What needs to be done:
Your task is to output the data exactly as it stands.

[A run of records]
· · ·

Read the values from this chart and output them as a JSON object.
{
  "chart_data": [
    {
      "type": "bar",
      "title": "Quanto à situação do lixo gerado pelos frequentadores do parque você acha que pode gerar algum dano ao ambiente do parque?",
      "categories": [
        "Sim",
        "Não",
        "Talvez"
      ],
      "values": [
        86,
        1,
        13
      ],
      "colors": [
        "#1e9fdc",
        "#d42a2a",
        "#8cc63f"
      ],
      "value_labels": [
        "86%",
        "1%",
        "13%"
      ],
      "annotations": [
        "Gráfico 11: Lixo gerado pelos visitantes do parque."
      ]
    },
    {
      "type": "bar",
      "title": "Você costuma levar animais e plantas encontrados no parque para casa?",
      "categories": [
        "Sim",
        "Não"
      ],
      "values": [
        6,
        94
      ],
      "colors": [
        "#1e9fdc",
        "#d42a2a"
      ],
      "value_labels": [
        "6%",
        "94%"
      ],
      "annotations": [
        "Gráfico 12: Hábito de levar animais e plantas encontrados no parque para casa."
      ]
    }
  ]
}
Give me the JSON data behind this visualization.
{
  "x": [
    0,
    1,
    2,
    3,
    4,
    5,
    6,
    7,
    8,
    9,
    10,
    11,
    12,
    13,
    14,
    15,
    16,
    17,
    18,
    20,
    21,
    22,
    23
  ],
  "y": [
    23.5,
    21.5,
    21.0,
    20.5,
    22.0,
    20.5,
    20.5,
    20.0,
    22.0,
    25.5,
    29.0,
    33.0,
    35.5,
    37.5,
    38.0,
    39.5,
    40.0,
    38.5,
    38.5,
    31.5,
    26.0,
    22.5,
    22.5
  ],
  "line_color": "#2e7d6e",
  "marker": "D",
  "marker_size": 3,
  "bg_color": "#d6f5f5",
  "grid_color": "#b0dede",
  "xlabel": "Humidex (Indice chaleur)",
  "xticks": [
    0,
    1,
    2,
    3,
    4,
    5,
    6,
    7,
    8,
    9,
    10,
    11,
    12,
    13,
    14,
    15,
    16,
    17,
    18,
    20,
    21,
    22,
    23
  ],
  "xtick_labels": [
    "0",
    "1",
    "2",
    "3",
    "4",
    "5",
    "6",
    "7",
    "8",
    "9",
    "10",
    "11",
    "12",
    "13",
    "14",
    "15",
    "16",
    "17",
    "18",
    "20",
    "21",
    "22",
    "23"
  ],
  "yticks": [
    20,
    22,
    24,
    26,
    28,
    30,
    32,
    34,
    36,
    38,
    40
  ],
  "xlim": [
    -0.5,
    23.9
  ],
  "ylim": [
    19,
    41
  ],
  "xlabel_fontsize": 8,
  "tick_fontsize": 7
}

· · ·

Solved problem:
Read the values from this chart and output them as a JSON object.
{
  "chart_data": [
    {
      "type": "bar",
      "title": "Quanto à situação do lixo gerado pelos frequentadores do parque você acha que pode gerar algum dano ao ambiente do parque?",
      "categories": [
        "Sim",
        "Não",
        "Talvez"
      ],
      "values": [
        86,
        1,
        13
      ],
      "colors": [
        "#1e9fdc",
        "#d42a2a",
        "#8cc63f"
      ],
      "value_labels": [
        "86%",
        "1%",
        "13%"
      ],
      "annotations": [
        "Gráfico 11: Lixo gerado pelos visitantes do parque."
      ]
    },
    {
      "type": "bar",
      "title": "Você costuma levar animais e plantas encontrados no parque para casa?",
      "categories": [
        "Sim",
        "Não"
      ],
      "values": [
        6,
        94
      ],
      "colors": [
        "#1e9fdc",
        "#d42a2a"
      ],
      "value_labels": [
        "6%",
        "94%"
      ],
      "annotations": [
        "Gráfico 12: Hábito de levar animais e plantas encontrados no parque para casa."
      ]
    }
  ]
}
Give me the JSON data behind this visualization.
{
  "x": [
    0,
    1,
    2,
    3,
    4,
    5,
    6,
    7,
    8,
    9,
    10,
    11,
    12,
    13,
    14,
    15,
    16,
    17,
    18,
    20,
    21,
    22,
    23
  ],
  "y": [
    23.5,
    21.5,
    21.0,
    20.5,
    22.0,
    20.5,
    20.5,
    20.0,
    22.0,
    25.5,
    29.0,
    33.0,
    35.5,
    37.5,
    38.0,
    39.5,
    40.0,
    38.5,
    38.5,
    31.5,
    26.0,
    22.5,
    22.5
  ],
  "line_color": "#2e7d6e",
  "marker": "D",
  "marker_size": 3,
  "bg_color": "#d6f5f5",
  "grid_color": "#b0dede",
  "xlabel": "Humidex (Indice chaleur)",
  "xticks": [
    0,
    1,
    2,
    3,
    4,
    5,
    6,
    7,
    8,
    9,
    10,
    11,
    12,
    13,
    14,
    15,
    16,
    17,
    18,
    20,
    21,
    22,
    23
  ],
  "xtick_labels": [
    "0",
    "1",
    "2",
    "3",
    "4",
    "5",
    "6",
    "7",
    "8",
    "9",
    "10",
    "11",
    "12",
    "13",
    "14",
    "15",
    "16",
    "17",
    "18",
    "20",
    "21",
    "22",
    "23"
  ],
  "yticks": [
    20,
    22,
    24,
    26,
    28,
    30,
    32,
    34,
    36,
    38,
    40
  ],
  "xlim": [
    -0.5,
    23.9
  ],
  "ylim": [
    19,
    41
  ],
  "xlabel_fontsize": 8,
  "tick_fontsize": 7
}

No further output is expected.